[Record set]
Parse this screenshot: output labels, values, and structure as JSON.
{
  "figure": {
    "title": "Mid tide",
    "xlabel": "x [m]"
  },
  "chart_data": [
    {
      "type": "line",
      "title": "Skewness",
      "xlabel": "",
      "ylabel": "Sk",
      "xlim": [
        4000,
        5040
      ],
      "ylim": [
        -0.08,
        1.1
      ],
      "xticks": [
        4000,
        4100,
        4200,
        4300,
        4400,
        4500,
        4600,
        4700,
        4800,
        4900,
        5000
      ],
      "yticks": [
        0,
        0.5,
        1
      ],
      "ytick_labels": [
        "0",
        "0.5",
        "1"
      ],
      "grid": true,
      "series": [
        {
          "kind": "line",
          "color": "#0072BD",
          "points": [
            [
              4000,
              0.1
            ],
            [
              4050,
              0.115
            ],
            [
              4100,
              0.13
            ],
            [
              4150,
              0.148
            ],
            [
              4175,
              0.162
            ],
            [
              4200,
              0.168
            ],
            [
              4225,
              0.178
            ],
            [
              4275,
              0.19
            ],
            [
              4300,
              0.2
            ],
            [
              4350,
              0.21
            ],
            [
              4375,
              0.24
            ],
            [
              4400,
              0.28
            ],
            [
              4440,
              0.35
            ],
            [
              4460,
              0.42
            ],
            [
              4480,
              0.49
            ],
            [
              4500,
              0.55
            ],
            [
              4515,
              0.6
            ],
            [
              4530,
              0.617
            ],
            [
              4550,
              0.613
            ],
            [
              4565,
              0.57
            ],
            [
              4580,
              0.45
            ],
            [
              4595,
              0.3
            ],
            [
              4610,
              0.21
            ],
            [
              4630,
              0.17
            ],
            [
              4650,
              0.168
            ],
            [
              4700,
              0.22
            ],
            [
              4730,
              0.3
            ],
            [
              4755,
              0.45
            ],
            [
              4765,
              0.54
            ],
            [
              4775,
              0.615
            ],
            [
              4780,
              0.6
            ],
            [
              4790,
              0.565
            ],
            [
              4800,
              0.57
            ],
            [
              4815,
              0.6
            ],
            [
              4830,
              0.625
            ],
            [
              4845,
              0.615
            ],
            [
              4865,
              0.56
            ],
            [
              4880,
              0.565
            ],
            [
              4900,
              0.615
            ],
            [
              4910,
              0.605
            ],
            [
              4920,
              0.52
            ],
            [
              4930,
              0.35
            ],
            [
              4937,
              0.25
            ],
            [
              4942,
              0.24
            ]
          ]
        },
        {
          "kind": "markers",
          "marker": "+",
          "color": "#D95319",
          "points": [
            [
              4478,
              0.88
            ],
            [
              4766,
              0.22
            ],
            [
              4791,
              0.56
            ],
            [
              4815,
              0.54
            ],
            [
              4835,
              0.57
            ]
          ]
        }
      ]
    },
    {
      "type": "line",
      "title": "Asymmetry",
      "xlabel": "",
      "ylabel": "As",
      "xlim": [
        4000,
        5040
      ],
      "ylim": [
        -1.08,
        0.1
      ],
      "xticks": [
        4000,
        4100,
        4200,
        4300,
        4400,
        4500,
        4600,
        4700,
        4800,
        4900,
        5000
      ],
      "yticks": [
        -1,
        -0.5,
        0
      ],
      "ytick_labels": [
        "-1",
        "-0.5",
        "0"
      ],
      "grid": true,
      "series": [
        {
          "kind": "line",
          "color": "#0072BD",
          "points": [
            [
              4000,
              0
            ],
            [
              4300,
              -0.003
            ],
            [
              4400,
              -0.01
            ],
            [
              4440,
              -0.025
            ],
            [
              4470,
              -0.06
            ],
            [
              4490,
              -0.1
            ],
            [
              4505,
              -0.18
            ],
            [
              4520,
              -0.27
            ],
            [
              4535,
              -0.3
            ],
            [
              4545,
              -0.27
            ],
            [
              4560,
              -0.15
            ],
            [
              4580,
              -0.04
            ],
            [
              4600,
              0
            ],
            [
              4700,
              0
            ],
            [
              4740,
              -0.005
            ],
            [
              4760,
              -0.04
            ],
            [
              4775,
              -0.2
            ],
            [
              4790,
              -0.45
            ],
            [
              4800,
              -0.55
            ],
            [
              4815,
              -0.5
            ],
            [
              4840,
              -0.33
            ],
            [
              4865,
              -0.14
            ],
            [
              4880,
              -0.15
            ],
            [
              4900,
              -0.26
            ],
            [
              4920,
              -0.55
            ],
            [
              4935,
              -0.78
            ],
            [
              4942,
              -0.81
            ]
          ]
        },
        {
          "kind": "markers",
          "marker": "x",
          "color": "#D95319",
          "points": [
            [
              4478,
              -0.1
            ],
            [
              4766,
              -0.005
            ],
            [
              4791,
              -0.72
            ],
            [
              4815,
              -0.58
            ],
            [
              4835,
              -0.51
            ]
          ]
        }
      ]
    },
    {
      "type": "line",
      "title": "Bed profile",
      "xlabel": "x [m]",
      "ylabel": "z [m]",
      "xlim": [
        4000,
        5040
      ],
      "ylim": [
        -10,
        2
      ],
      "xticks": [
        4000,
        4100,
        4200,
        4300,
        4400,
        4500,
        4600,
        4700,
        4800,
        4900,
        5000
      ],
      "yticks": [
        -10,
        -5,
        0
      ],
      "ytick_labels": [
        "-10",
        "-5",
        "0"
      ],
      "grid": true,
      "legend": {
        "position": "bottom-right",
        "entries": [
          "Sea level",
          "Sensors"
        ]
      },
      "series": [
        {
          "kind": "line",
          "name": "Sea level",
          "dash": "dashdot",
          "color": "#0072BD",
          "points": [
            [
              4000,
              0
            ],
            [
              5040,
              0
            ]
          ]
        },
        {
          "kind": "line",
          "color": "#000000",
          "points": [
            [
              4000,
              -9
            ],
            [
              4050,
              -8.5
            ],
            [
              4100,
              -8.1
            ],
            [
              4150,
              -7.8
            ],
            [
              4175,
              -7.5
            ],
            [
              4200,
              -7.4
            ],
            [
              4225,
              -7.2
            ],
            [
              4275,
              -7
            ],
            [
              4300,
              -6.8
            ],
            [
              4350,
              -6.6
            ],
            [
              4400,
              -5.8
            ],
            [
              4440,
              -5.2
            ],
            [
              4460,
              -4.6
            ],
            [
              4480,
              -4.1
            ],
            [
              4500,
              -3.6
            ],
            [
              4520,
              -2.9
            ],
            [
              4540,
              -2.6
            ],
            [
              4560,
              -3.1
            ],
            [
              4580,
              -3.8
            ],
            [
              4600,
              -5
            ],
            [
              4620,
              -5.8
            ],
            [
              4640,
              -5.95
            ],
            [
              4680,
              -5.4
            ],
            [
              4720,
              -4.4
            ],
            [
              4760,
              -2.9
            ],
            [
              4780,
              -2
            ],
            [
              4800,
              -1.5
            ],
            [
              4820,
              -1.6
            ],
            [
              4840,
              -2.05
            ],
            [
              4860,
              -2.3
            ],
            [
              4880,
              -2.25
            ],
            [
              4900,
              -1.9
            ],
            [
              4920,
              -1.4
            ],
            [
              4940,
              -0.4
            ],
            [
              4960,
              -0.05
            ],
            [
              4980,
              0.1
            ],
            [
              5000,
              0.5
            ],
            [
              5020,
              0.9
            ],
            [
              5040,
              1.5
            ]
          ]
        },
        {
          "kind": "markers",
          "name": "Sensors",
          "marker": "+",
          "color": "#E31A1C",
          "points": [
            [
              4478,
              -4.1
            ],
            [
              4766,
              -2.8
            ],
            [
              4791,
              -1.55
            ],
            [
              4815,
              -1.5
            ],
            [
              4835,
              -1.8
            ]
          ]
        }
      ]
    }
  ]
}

[Prompt]
Quote all the records. Keep every word exact.

[Solution below]
Parse this screenshot: output labels, values, and structure as JSON.
{
  "figure": {
    "title": "Mid tide",
    "xlabel": "x [m]"
  },
  "chart_data": [
    {
      "type": "line",
      "title": "Skewness",
      "xlabel": "",
      "ylabel": "Sk",
      "xlim": [
        4000,
        5040
      ],
      "ylim": [
        -0.08,
        1.1
      ],
      "xticks": [
        4000,
        4100,
        4200,
        4300,
        4400,
        4500,
        4600,
        4700,
        4800,
        4900,
        5000
      ],
      "yticks": [
        0,
        0.5,
        1
      ],
      "ytick_labels": [
        "0",
        "0.5",
        "1"
      ],
      "grid": true,
      "series": [
        {
          "kind": "line",
          "color": "#0072BD",
          "points": [
            [
              4000,
              0.1
            ],
            [
              4050,
              0.115
            ],
            [
              4100,
              0.13
            ],
            [
              4150,
              0.148
            ],
            [
              4175,
              0.162
            ],
            [
              4200,
              0.168
            ],
            [
              4225,
              0.178
            ],
            [
              4275,
              0.19
            ],
            [
              4300,
              0.2
            ],
            [
              4350,
              0.21
            ],
            [
              4375,
              0.24
            ],
            [
              4400,
              0.28
            ],
            [
              4440,
              0.35
            ],
            [
              4460,
              0.42
            ],
            [
              4480,
              0.49
            ],
            [
              4500,
              0.55
            ],
            [
              4515,
              0.6
            ],
            [
              4530,
              0.617
            ],
            [
              4550,
              0.613
            ],
            [
              4565,
              0.57
            ],
            [
              4580,
              0.45
            ],
            [
              4595,
              0.3
            ],
            [
              4610,
              0.21
            ],
            [
              4630,
              0.17
            ],
            [
              4650,
              0.168
            ],
            [
              4700,
              0.22
            ],
            [
              4730,
              0.3
            ],
            [
              4755,
              0.45
            ],
            [
              4765,
              0.54
            ],
            [
              4775,
              0.615
            ],
            [
              4780,
              0.6
            ],
            [
              4790,
              0.565
            ],
            [
              4800,
              0.57
            ],
            [
              4815,
              0.6
            ],
            [
              4830,
              0.625
            ],
            [
              4845,
              0.615
            ],
            [
              4865,
              0.56
            ],
            [
              4880,
              0.565
            ],
            [
              4900,
              0.615
            ],
            [
              4910,
              0.605
            ],
            [
              4920,
              0.52
            ],
            [
              4930,
              0.35
            ],
            [
              4937,
              0.25
            ],
            [
              4942,
              0.24
            ]
          ]
        },
        {
          "kind": "markers",
          "marker": "+",
          "color": "#D95319",
          "points": [
            [
              4478,
              0.88
            ],
            [
              4766,
              0.22
            ],
            [
              4791,
              0.56
            ],
            [
              4815,
              0.54
            ],
            [
              4835,
              0.57
            ]
          ]
        }
      ]
    },
    {
      "type": "line",
      "title": "Asymmetry",
      "xlabel": "",
      "ylabel": "As",
      "xlim": [
        4000,
        5040
      ],
      "ylim": [
        -1.08,
        0.1
      ],
      "xticks": [
        4000,
        4100,
        4200,
        4300,
        4400,
        4500,
        4600,
        4700,
        4800,
        4900,
        5000
      ],
      "yticks": [
        -1,
        -0.5,
        0
      ],
      "ytick_labels": [
        "-1",
        "-0.5",
        "0"
      ],
      "grid": true,
      "series": [
        {
          "kind": "line",
          "color": "#0072BD",
          "points": [
            [
              4000,
              0
            ],
            [
              4300,
              -0.003
            ],
            [
              4400,
              -0.01
            ],
            [
              4440,
              -0.025
            ],
            [
              4470,
              -0.06
            ],
            [
              4490,
              -0.1
            ],
            [
              4505,
              -0.18
            ],
            [
              4520,
              -0.27
            ],
            [
              4535,
              -0.3
            ],
            [
              4545,
              -0.27
            ],
            [
              4560,
              -0.15
            ],
            [
              4580,
              -0.04
            ],
            [
              4600,
              0
            ],
            [
              4700,
              0
            ],
            [
              4740,
              -0.005
            ],
            [
              4760,
              -0.04
            ],
            [
              4775,
              -0.2
            ],
            [
              4790,
              -0.45
            ],
            [
              4800,
              -0.55
            ],
            [
              4815,
              -0.5
            ],
            [
              4840,
              -0.33
            ],
            [
              4865,
              -0.14
            ],
            [
              4880,
              -0.15
            ],
            [
              4900,
              -0.26
            ],
            [
              4920,
              -0.55
            ],
            [
              4935,
              -0.78
            ],
            [
              4942,
              -0.81
            ]
          ]
        },
        {
          "kind": "markers",
          "marker": "x",
          "color": "#D95319",
          "points": [
            [
              4478,
              -0.1
            ],
            [
              4766,
              -0.005
            ],
            [
              4791,
              -0.72
            ],
            [
              4815,
              -0.58
            ],
            [
              4835,
              -0.51
            ]
          ]
        }
      ]
    },
    {
      "type": "line",
      "title": "Bed profile",
      "xlabel": "x [m]",
      "ylabel": "z [m]",
      "xlim": [
        4000,
        5040
      ],
      "ylim": [
        -10,
        2
      ],
      "xticks": [
        4000,
        4100,
        4200,
        4300,
        4400,
        4500,
        4600,
        4700,
        4800,
        4900,
        5000
      ],
      "yticks": [
        -10,
        -5,
        0
      ],
      "ytick_labels": [
        "-10",
        "-5",
        "0"
      ],
      "grid": true,
      "legend": {
        "position": "bottom-right",
        "entries": [
          "Sea level",
          "Sensors"
        ]
      },
      "series": [
        {
          "kind": "line",
          "name": "Sea level",
          "dash": "dashdot",
          "color": "#0072BD",
          "points": [
            [
              4000,
              0
            ],
            [
              5040,
              0
            ]
          ]
        },
        {
          "kind": "line",
          "color": "#000000",
          "points": [
            [
              4000,
              -9
            ],
            [
              4050,
              -8.5
            ],
            [
              4100,
              -8.1
            ],
            [
              4150,
              -7.8
            ],
            [
              4175,
              -7.5
            ],
            [
              4200,
              -7.4
            ],
            [
              4225,
              -7.2
            ],
            [
              4275,
              -7
            ],
            [
              4300,
              -6.8
            ],
            [
              4350,
              -6.6
            ],
            [
              4400,
              -5.8
            ],
            [
              4440,
              -5.2
            ],
            [
              4460,
              -4.6
            ],
            [
              4480,
              -4.1
            ],
            [
              4500,
              -3.6
            ],
            [
              4520,
              -2.9
            ],
            [
              4540,
              -2.6
            ],
            [
              4560,
              -3.1
            ],
            [
              4580,
              -3.8
            ],
            [
              4600,
              -5
            ],
            [
              4620,
              -5.8
            ],
            [
              4640,
              -5.95
            ],
            [
              4680,
              -5.4
            ],
            [
              4720,
              -4.4
            ],
            [
              4760,
              -2.9
            ],
            [
              4780,
              -2
            ],
            [
              4800,
              -1.5
            ],
            [
              4820,
              -1.6
            ],
            [
              4840,
              -2.05
            ],
            [
              4860,
              -2.3
            ],
            [
              4880,
              -2.25
            ],
            [
              4900,
              -1.9
            ],
            [
              4920,
              -1.4
            ],
            [
              4940,
              -0.4
            ],
            [
              4960,
              -0.05
            ],
            [
              4980,
              0.1
            ],
            [
              5000,
              0.5
            ],
            [
              5020,
              0.9
            ],
            [
              5040,
              1.5
            ]
          ]
        },
        {
          "kind": "markers",
          "name": "Sensors",
          "marker": "+",
          "color": "#E31A1C",
          "points": [
            [
              4478,
              -4.1
            ],
            [
              4766,
              -2.8
            ],
            [
              4791,
              -1.55
            ],
            [
              4815,
              -1.5
            ],
            [
              4835,
              -1.8
            ]
          ]
        }
      ]
    }
  ]
}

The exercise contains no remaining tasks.